- [STATED GOAL]:
Below is a set of records; restate each one word for word.

Dataset excerpt
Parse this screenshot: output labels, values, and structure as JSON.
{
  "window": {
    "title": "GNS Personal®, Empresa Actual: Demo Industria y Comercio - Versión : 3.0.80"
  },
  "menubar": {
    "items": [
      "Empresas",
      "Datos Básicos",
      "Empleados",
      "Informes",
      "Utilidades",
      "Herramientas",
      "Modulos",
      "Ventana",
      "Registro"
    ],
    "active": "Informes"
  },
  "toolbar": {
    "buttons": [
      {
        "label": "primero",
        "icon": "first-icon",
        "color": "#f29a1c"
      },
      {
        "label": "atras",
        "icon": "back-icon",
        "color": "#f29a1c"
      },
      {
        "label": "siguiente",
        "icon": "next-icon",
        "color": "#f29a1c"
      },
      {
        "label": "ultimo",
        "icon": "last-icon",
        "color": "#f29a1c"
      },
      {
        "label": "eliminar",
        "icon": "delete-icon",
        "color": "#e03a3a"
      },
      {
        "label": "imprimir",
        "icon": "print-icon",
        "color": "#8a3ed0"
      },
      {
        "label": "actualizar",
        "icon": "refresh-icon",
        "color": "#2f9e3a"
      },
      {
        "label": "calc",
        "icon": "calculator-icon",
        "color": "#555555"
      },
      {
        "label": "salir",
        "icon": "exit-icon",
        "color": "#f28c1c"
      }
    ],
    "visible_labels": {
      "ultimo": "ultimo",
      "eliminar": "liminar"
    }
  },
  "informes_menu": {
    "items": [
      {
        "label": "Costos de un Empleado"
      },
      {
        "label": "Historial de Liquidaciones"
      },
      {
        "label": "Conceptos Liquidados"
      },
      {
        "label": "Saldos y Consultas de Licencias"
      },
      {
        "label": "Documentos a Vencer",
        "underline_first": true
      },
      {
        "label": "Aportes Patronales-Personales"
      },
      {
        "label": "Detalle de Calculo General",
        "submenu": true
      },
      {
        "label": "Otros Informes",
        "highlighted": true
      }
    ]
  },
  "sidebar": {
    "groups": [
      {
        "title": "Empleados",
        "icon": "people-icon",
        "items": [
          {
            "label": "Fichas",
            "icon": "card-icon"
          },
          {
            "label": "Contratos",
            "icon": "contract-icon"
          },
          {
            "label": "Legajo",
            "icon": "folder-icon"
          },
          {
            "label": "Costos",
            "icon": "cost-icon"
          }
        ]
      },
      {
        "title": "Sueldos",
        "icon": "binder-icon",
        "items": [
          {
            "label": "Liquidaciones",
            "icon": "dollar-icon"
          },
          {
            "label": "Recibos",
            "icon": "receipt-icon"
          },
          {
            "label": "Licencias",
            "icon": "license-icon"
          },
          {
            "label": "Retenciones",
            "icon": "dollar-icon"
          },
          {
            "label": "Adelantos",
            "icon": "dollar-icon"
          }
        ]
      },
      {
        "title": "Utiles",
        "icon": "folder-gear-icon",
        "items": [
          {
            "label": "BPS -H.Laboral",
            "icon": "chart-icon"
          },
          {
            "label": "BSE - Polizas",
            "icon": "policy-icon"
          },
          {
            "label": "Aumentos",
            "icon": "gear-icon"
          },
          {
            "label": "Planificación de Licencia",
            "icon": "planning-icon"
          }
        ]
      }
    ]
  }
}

- [RESULT BELOW]:
Parse this screenshot: output labels, values, and structure as JSON.
{
  "window": {
    "title": "GNS Personal®, Empresa Actual: Demo Industria y Comercio - Versión : 3.0.80"
  },
  "menubar": {
    "items": [
      "Empresas",
      "Datos Básicos",
      "Empleados",
      "Informes",
      "Utilidades",
      "Herramientas",
      "Modulos",
      "Ventana",
      "Registro"
    ],
    "active": "Informes"
  },
  "toolbar": {
    "buttons": [
      {
        "label": "primero",
        "icon": "first-icon",
        "color": "#f29a1c"
      },
      {
        "label": "atras",
        "icon": "back-icon",
        "color": "#f29a1c"
      },
      {
        "label": "siguiente",
        "icon": "next-icon",
        "color": "#f29a1c"
      },
      {
        "label": "ultimo",
        "icon": "last-icon",
        "color": "#f29a1c"
      },
      {
        "label": "eliminar",
        "icon": "delete-icon",
        "color": "#e03a3a"
      },
      {
        "label": "imprimir",
        "icon": "print-icon",
        "color": "#8a3ed0"
      },
      {
        "label": "actualizar",
        "icon": "refresh-icon",
        "color": "#2f9e3a"
      },
      {
        "label": "calc",
        "icon": "calculator-icon",
        "color": "#555555"
      },
      {
        "label": "salir",
        "icon": "exit-icon",
        "color": "#f28c1c"
      }
    ],
    "visible_labels": {
      "ultimo": "ultimo",
      "eliminar": "liminar"
    }
  },
  "informes_menu": {
    "items": [
      {
        "label": "Costos de un Empleado"
      },
      {
        "label": "Historial de Liquidaciones"
      },
      {
        "label": "Conceptos Liquidados"
      },
      {
        "label": "Saldos y Consultas de Licencias"
      },
      {
        "label": "Documentos a Vencer",
        "underline_first": true
      },
      {
        "label": "Aportes Patronales-Personales"
      },
      {
        "label": "Detalle de Calculo General",
        "submenu": true
      },
      {
        "label": "Otros Informes",
        "highlighted": true
      }
    ]
  },
  "sidebar": {
    "groups": [
      {
        "title": "Empleados",
        "icon": "people-icon",
        "items": [
          {
            "label": "Fichas",
            "icon": "card-icon"
          },
          {
            "label": "Contratos",
            "icon": "contract-icon"
          },
          {
            "label": "Legajo",
            "icon": "folder-icon"
          },
          {
            "label": "Costos",
            "icon": "cost-icon"
          }
        ]
      },
      {
        "title": "Sueldos",
        "icon": "binder-icon",
        "items": [
          {
            "label": "Liquidaciones",
            "icon": "dollar-icon"
          },
          {
            "label": "Recibos",
            "icon": "receipt-icon"
          },
          {
            "label": "Licencias",
            "icon": "license-icon"
          },
          {
            "label": "Retenciones",
            "icon": "dollar-icon"
          },
          {
            "label": "Adelantos",
            "icon": "dollar-icon"
          }
        ]
      },
      {
        "title": "Utiles",
        "icon": "folder-gear-icon",
        "items": [
          {
            "label": "BPS -H.Laboral",
            "icon": "chart-icon"
          },
          {
            "label": "BSE - Polizas",
            "icon": "policy-icon"
          },
          {
            "label": "Aumentos",
            "icon": "gear-icon"
          },
          {
            "label": "Planificación de Licencia",
            "icon": "planning-icon"
          }
        ]
      }
    ]
  }
}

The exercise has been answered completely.